>> START EXTRACTED MATERIAL

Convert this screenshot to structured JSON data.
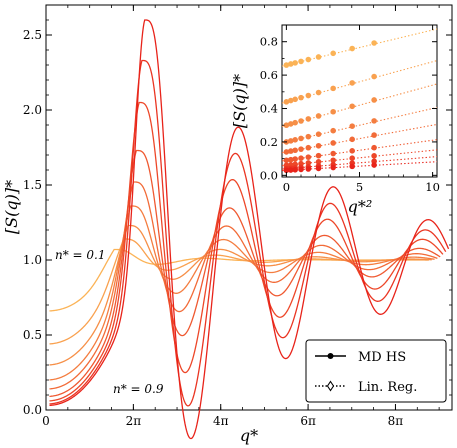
{
  "chart_data": [
    {
      "type": "line",
      "xlabel": "q*",
      "ylabel": "[S(q)]*",
      "xlim": [
        0,
        29.2
      ],
      "ylim": [
        0,
        2.7
      ],
      "xticks": [
        {
          "value": 0,
          "label": "0"
        },
        {
          "value": 6.2832,
          "label": "2π"
        },
        {
          "value": 12.5664,
          "label": "4π"
        },
        {
          "value": 18.8496,
          "label": "6π"
        },
        {
          "value": 25.1327,
          "label": "8π"
        }
      ],
      "yticks": [
        0,
        0.5,
        1.0,
        1.5,
        2.0,
        2.5
      ],
      "ytick_labels": [
        "0.0",
        "0.5",
        "1.0",
        "1.5",
        "2.0",
        "2.5"
      ],
      "colormap": {
        "low_density": "#fbb356",
        "high_density": "#e8231a"
      },
      "annotations": [
        {
          "text": "n* = 0.1",
          "color": "#f0a040"
        },
        {
          "text": "n* = 0.9",
          "color": "#e8231a"
        }
      ],
      "series": [
        {
          "density": 0.1,
          "s0": 0.66,
          "peak_q": 4.9,
          "peak_h": 1.07,
          "damp": 0.4,
          "end_q": 27.5
        },
        {
          "density": 0.2,
          "s0": 0.44,
          "peak_q": 5.6,
          "peak_h": 1.14,
          "damp": 0.3,
          "end_q": 27.6
        },
        {
          "density": 0.3,
          "s0": 0.3,
          "peak_q": 5.9,
          "peak_h": 1.23,
          "damp": 0.22,
          "end_q": 27.8
        },
        {
          "density": 0.4,
          "s0": 0.2,
          "peak_q": 6.1,
          "peak_h": 1.36,
          "damp": 0.16,
          "end_q": 28.0
        },
        {
          "density": 0.5,
          "s0": 0.14,
          "peak_q": 6.3,
          "peak_h": 1.52,
          "damp": 0.12,
          "end_q": 28.2
        },
        {
          "density": 0.6,
          "s0": 0.09,
          "peak_q": 6.5,
          "peak_h": 1.73,
          "damp": 0.095,
          "end_q": 28.4
        },
        {
          "density": 0.7,
          "s0": 0.06,
          "peak_q": 6.7,
          "peak_h": 2.05,
          "damp": 0.075,
          "end_q": 28.6
        },
        {
          "density": 0.8,
          "s0": 0.04,
          "peak_q": 6.9,
          "peak_h": 2.33,
          "damp": 0.062,
          "end_q": 28.8
        },
        {
          "density": 0.9,
          "s0": 0.03,
          "peak_q": 7.1,
          "peak_h": 2.6,
          "damp": 0.052,
          "end_q": 29.0
        }
      ],
      "inset": {
        "type": "scatter",
        "xlabel": "q*²",
        "ylabel": "[S(q)]*",
        "xlim": [
          -0.3,
          10.3
        ],
        "ylim": [
          -0.01,
          0.9
        ],
        "xticks": [
          0,
          5,
          10
        ],
        "xtick_labels": [
          "0",
          "5",
          "10"
        ],
        "yticks": [
          0.0,
          0.2,
          0.4,
          0.6,
          0.8
        ],
        "ytick_labels": [
          "0.0",
          "0.2",
          "0.4",
          "0.6",
          "0.8"
        ],
        "fits": [
          {
            "density": 0.1,
            "intercept": 0.66,
            "slope": 0.021
          },
          {
            "density": 0.2,
            "intercept": 0.44,
            "slope": 0.024
          },
          {
            "density": 0.3,
            "intercept": 0.3,
            "slope": 0.024
          },
          {
            "density": 0.4,
            "intercept": 0.2,
            "slope": 0.02
          },
          {
            "density": 0.5,
            "intercept": 0.14,
            "slope": 0.016
          },
          {
            "density": 0.6,
            "intercept": 0.09,
            "slope": 0.012
          },
          {
            "density": 0.7,
            "intercept": 0.06,
            "slope": 0.009
          },
          {
            "density": 0.8,
            "intercept": 0.04,
            "slope": 0.007
          },
          {
            "density": 0.9,
            "intercept": 0.03,
            "slope": 0.005
          }
        ],
        "point_x": [
          0.0,
          0.3,
          0.6,
          1.0,
          1.5,
          2.2,
          3.2,
          4.5,
          6.0
        ]
      },
      "legend": {
        "position": "lower-right",
        "entries": [
          {
            "label": "MD HS",
            "style": "solid-line-with-dot"
          },
          {
            "label": "Lin. Reg.",
            "style": "dotted-line-with-diamond"
          }
        ]
      }
    }
  ]
}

>> END EXTRACTED MATERIAL

* [TASK DETAILS]:
Without the pictures, reproduce every line of the records above exactly.

* [WRITTEN RESPONSE]:
Convert this screenshot to structured JSON data.
{
  "chart_data": [
    {
      "type": "line",
      "xlabel": "q*",
      "ylabel": "[S(q)]*",
      "xlim": [
        0,
        29.2
      ],
      "ylim": [
        0,
        2.7
      ],
      "xticks": [
        {
          "value": 0,
          "label": "0"
        },
        {
          "value": 6.2832,
          "label": "2π"
        },
        {
          "value": 12.5664,
          "label": "4π"
        },
        {
          "value": 18.8496,
          "label": "6π"
        },
        {
          "value": 25.1327,
          "label": "8π"
        }
      ],
      "yticks": [
        0,
        0.5,
        1.0,
        1.5,
        2.0,
        2.5
      ],
      "ytick_labels": [
        "0.0",
        "0.5",
        "1.0",
        "1.5",
        "2.0",
        "2.5"
      ],
      "colormap": {
        "low_density": "#fbb356",
        "high_density": "#e8231a"
      },
      "annotations": [
        {
          "text": "n* = 0.1",
          "color": "#f0a040"
        },
        {
          "text": "n* = 0.9",
          "color": "#e8231a"
        }
      ],
      "series": [
        {
          "density": 0.1,
          "s0": 0.66,
          "peak_q": 4.9,
          "peak_h": 1.07,
          "damp": 0.4,
          "end_q": 27.5
        },
        {
          "density": 0.2,
          "s0": 0.44,
          "peak_q": 5.6,
          "peak_h": 1.14,
          "damp": 0.3,
          "end_q": 27.6
        },
        {
          "density": 0.3,
          "s0": 0.3,
          "peak_q": 5.9,
          "peak_h": 1.23,
          "damp": 0.22,
          "end_q": 27.8
        },
        {
          "density": 0.4,
          "s0": 0.2,
          "peak_q": 6.1,
          "peak_h": 1.36,
          "damp": 0.16,
          "end_q": 28.0
        },
        {
          "density": 0.5,
          "s0": 0.14,
          "peak_q": 6.3,
          "peak_h": 1.52,
          "damp": 0.12,
          "end_q": 28.2
        },
        {
          "density": 0.6,
          "s0": 0.09,
          "peak_q": 6.5,
          "peak_h": 1.73,
          "damp": 0.095,
          "end_q": 28.4
        },
        {
          "density": 0.7,
          "s0": 0.06,
          "peak_q": 6.7,
          "peak_h": 2.05,
          "damp": 0.075,
          "end_q": 28.6
        },
        {
          "density": 0.8,
          "s0": 0.04,
          "peak_q": 6.9,
          "peak_h": 2.33,
          "damp": 0.062,
          "end_q": 28.8
        },
        {
          "density": 0.9,
          "s0": 0.03,
          "peak_q": 7.1,
          "peak_h": 2.6,
          "damp": 0.052,
          "end_q": 29.0
        }
      ],
      "inset": {
        "type": "scatter",
        "xlabel": "q*²",
        "ylabel": "[S(q)]*",
        "xlim": [
          -0.3,
          10.3
        ],
        "ylim": [
          -0.01,
          0.9
        ],
        "xticks": [
          0,
          5,
          10
        ],
        "xtick_labels": [
          "0",
          "5",
          "10"
        ],
        "yticks": [
          0.0,
          0.2,
          0.4,
          0.6,
          0.8
        ],
        "ytick_labels": [
          "0.0",
          "0.2",
          "0.4",
          "0.6",
          "0.8"
        ],
        "fits": [
          {
            "density": 0.1,
            "intercept": 0.66,
            "slope": 0.021
          },
          {
            "density": 0.2,
            "intercept": 0.44,
            "slope": 0.024
          },
          {
            "density": 0.3,
            "intercept": 0.3,
            "slope": 0.024
          },
          {
            "density": 0.4,
            "intercept": 0.2,
            "slope": 0.02
          },
          {
            "density": 0.5,
            "intercept": 0.14,
            "slope": 0.016
          },
          {
            "density": 0.6,
            "intercept": 0.09,
            "slope": 0.012
          },
          {
            "density": 0.7,
            "intercept": 0.06,
            "slope": 0.009
          },
          {
            "density": 0.8,
            "intercept": 0.04,
            "slope": 0.007
          },
          {
            "density": 0.9,
            "intercept": 0.03,
            "slope": 0.005
          }
        ],
        "point_x": [
          0.0,
          0.3,
          0.6,
          1.0,
          1.5,
          2.2,
          3.2,
          4.5,
          6.0
        ]
      },
      "legend": {
        "position": "lower-right",
        "entries": [
          {
            "label": "MD HS",
            "style": "solid-line-with-dot"
          },
          {
            "label": "Lin. Reg.",
            "style": "dotted-line-with-diamond"
          }
        ]
      }
    }
  ]
}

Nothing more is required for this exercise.